Task brief » Write out every record in full, exactly as written, please.

Entries shown »
#####

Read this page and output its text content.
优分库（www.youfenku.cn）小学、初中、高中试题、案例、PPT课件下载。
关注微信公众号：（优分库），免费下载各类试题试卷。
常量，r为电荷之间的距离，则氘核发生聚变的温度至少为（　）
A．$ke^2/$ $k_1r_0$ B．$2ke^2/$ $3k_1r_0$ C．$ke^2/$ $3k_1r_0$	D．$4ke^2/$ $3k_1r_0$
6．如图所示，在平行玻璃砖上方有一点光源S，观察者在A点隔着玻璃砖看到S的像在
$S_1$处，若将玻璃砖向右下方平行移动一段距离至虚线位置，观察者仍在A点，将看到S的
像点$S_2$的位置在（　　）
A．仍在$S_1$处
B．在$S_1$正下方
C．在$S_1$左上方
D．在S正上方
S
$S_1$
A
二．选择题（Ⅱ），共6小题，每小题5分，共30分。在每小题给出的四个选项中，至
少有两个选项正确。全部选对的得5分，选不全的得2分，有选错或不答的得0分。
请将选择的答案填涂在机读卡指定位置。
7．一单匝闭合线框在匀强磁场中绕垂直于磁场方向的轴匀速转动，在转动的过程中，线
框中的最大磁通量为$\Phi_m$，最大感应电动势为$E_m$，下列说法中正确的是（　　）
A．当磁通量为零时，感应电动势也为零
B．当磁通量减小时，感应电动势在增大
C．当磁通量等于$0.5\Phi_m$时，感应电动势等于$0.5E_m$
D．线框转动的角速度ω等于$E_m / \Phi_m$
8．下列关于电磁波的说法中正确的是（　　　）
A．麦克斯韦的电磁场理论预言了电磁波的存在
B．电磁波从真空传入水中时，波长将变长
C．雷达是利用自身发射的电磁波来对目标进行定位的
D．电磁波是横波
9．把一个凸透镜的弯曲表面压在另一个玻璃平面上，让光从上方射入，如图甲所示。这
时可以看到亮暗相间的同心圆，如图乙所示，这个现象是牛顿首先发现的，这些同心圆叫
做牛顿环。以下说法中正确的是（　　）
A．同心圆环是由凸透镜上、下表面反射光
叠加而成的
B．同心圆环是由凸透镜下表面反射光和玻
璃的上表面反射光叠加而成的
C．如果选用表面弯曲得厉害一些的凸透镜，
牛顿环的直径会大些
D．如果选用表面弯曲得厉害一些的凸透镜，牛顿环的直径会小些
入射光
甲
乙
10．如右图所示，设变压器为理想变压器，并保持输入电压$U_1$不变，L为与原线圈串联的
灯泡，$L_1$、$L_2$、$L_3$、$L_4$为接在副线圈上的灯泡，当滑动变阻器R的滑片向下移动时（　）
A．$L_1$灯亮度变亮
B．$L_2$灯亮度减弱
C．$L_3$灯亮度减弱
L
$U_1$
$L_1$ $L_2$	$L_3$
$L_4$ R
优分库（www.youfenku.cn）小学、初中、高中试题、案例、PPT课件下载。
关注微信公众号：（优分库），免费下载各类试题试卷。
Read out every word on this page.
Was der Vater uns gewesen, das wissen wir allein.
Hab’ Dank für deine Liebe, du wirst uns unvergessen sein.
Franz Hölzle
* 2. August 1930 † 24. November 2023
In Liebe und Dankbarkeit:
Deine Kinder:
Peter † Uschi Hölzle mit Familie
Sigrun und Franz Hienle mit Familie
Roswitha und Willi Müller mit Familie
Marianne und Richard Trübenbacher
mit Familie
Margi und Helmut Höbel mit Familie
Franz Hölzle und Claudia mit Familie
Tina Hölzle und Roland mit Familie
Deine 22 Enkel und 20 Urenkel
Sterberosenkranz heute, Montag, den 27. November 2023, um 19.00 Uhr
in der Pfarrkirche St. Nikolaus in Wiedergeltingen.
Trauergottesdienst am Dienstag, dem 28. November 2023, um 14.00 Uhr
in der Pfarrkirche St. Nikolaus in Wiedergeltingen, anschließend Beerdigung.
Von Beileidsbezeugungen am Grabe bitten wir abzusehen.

#####

Reply »
Read this page and output its text content.
优分库（www.youfenku.cn）小学、初中、高中试题、案例、PPT课件下载。
关注微信公众号：（优分库），免费下载各类试题试卷。
常量，r为电荷之间的距离，则氘核发生聚变的温度至少为（　）
A．$ke^2/$ $k_1r_0$ B．$2ke^2/$ $3k_1r_0$ C．$ke^2/$ $3k_1r_0$	D．$4ke^2/$ $3k_1r_0$
6．如图所示，在平行玻璃砖上方有一点光源S，观察者在A点隔着玻璃砖看到S的像在
$S_1$处，若将玻璃砖向右下方平行移动一段距离至虚线位置，观察者仍在A点，将看到S的
像点$S_2$的位置在（　　）
A．仍在$S_1$处
B．在$S_1$正下方
C．在$S_1$左上方
D．在S正上方
S
$S_1$
A
二．选择题（Ⅱ），共6小题，每小题5分，共30分。在每小题给出的四个选项中，至
少有两个选项正确。全部选对的得5分，选不全的得2分，有选错或不答的得0分。
请将选择的答案填涂在机读卡指定位置。
7．一单匝闭合线框在匀强磁场中绕垂直于磁场方向的轴匀速转动，在转动的过程中，线
框中的最大磁通量为$\Phi_m$，最大感应电动势为$E_m$，下列说法中正确的是（　　）
A．当磁通量为零时，感应电动势也为零
B．当磁通量减小时，感应电动势在增大
C．当磁通量等于$0.5\Phi_m$时，感应电动势等于$0.5E_m$
D．线框转动的角速度ω等于$E_m / \Phi_m$
8．下列关于电磁波的说法中正确的是（　　　）
A．麦克斯韦的电磁场理论预言了电磁波的存在
B．电磁波从真空传入水中时，波长将变长
C．雷达是利用自身发射的电磁波来对目标进行定位的
D．电磁波是横波
9．把一个凸透镜的弯曲表面压在另一个玻璃平面上，让光从上方射入，如图甲所示。这
时可以看到亮暗相间的同心圆，如图乙所示，这个现象是牛顿首先发现的，这些同心圆叫
做牛顿环。以下说法中正确的是（　　）
A．同心圆环是由凸透镜上、下表面反射光
叠加而成的
B．同心圆环是由凸透镜下表面反射光和玻
璃的上表面反射光叠加而成的
C．如果选用表面弯曲得厉害一些的凸透镜，
牛顿环的直径会大些
D．如果选用表面弯曲得厉害一些的凸透镜，牛顿环的直径会小些
入射光
甲
乙
10．如右图所示，设变压器为理想变压器，并保持输入电压$U_1$不变，L为与原线圈串联的
灯泡，$L_1$、$L_2$、$L_3$、$L_4$为接在副线圈上的灯泡，当滑动变阻器R的滑片向下移动时（　）
A．$L_1$灯亮度变亮
B．$L_2$灯亮度减弱
C．$L_3$灯亮度减弱
L
$U_1$
$L_1$ $L_2$	$L_3$
$L_4$ R
优分库（www.youfenku.cn）小学、初中、高中试题、案例、PPT课件下载。
关注微信公众号：（优分库），免费下载各类试题试卷。
Read out every word on this page.
Was der Vater uns gewesen, das wissen wir allein.
Hab’ Dank für deine Liebe, du wirst uns unvergessen sein.
Franz Hölzle
* 2. August 1930 † 24. November 2023
In Liebe und Dankbarkeit:
Deine Kinder:
Peter † Uschi Hölzle mit Familie
Sigrun und Franz Hienle mit Familie
Roswitha und Willi Müller mit Familie
Marianne und Richard Trübenbacher
mit Familie
Margi und Helmut Höbel mit Familie
Franz Hölzle und Claudia mit Familie
Tina Hölzle und Roland mit Familie
Deine 22 Enkel und 20 Urenkel
Sterberosenkranz heute, Montag, den 27. November 2023, um 19.00 Uhr
in der Pfarrkirche St. Nikolaus in Wiedergeltingen.
Trauergottesdienst am Dienstag, dem 28. November 2023, um 14.00 Uhr
in der Pfarrkirche St. Nikolaus in Wiedergeltingen, anschließend Beerdigung.
Von Beileidsbezeugungen am Grabe bitten wir abzusehen.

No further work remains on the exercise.